EXERCISE DETAILS> Which lines in the material below contain the word "style"? Copy each of them.

***** INPUT FOR THIS TASK *****

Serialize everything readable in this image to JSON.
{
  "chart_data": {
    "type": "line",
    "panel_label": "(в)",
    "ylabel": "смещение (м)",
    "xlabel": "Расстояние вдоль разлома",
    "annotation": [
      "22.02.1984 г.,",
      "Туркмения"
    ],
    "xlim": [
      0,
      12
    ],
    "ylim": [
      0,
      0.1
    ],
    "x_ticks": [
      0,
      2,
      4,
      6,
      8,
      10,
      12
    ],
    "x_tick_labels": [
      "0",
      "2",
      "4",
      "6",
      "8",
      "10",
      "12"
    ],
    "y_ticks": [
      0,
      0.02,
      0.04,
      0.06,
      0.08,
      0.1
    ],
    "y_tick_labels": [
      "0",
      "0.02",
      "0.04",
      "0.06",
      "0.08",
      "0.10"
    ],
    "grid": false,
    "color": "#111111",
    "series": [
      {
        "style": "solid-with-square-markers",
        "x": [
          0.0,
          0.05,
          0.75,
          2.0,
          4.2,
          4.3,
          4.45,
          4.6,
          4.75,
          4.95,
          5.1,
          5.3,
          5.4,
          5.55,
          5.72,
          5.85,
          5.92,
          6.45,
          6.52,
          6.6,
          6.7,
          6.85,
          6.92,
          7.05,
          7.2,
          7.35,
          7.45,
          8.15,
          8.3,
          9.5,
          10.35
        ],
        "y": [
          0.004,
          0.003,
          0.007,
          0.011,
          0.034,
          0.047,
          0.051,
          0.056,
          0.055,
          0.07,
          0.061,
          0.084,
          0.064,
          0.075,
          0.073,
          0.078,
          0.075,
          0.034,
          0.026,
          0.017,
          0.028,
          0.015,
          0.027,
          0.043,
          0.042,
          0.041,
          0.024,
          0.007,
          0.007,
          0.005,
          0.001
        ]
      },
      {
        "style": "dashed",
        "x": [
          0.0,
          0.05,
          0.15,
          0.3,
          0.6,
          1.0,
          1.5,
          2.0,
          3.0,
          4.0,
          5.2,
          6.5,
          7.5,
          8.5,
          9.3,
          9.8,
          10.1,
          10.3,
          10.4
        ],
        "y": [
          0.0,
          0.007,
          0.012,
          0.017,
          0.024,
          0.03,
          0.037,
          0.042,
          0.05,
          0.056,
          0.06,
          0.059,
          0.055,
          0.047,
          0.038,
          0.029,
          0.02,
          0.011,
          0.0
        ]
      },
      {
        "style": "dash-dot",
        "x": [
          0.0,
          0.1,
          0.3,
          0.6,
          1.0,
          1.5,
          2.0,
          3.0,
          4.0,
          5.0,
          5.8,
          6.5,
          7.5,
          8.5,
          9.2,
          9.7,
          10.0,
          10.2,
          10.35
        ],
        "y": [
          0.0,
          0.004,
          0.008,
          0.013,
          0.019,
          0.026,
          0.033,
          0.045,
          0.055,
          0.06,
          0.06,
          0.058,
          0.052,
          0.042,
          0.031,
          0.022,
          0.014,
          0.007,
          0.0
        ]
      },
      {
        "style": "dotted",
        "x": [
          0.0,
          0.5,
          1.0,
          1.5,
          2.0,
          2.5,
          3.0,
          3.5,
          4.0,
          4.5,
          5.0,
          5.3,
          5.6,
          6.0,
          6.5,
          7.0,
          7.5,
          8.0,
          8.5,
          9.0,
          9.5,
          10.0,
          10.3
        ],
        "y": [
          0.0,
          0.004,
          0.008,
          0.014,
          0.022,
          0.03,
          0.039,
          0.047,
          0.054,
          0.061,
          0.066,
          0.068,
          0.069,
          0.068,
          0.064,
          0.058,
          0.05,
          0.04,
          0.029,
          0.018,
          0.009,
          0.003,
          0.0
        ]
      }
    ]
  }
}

*****

ANSWER TO THE EXERCISE>
        "style": "solid-with-square-markers",
        "style": "dashed",
        "style": "dash-dot",
        "style": "dotted",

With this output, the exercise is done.